* **Directive**: Only lines with the string "name" matter here; gather them from the material below.

* begin *

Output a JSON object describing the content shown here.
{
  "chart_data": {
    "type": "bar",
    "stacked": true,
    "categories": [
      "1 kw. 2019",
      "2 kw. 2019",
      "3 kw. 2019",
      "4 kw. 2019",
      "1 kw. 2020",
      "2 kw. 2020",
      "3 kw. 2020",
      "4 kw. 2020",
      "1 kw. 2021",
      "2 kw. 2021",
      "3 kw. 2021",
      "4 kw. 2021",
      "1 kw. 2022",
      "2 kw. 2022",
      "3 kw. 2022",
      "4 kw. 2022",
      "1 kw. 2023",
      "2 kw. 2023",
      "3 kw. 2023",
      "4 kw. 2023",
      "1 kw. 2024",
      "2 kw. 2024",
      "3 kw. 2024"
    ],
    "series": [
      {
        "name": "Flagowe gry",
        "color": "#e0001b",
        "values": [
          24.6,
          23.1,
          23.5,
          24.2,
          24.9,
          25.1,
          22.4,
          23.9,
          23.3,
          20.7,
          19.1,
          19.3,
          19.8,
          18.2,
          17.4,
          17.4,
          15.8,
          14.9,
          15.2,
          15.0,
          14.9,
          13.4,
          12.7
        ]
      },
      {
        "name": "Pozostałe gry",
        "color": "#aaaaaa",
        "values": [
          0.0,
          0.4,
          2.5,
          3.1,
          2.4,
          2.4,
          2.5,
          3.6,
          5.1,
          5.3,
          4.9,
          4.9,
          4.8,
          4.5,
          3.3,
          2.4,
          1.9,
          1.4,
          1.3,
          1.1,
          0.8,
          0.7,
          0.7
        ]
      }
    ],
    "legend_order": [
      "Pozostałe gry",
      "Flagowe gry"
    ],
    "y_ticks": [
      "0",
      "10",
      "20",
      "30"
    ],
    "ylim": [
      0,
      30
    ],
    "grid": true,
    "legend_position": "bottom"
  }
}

* end *

* **Response**:
        "name": "Flagowe gry",
        "name": "Pozostałe gry",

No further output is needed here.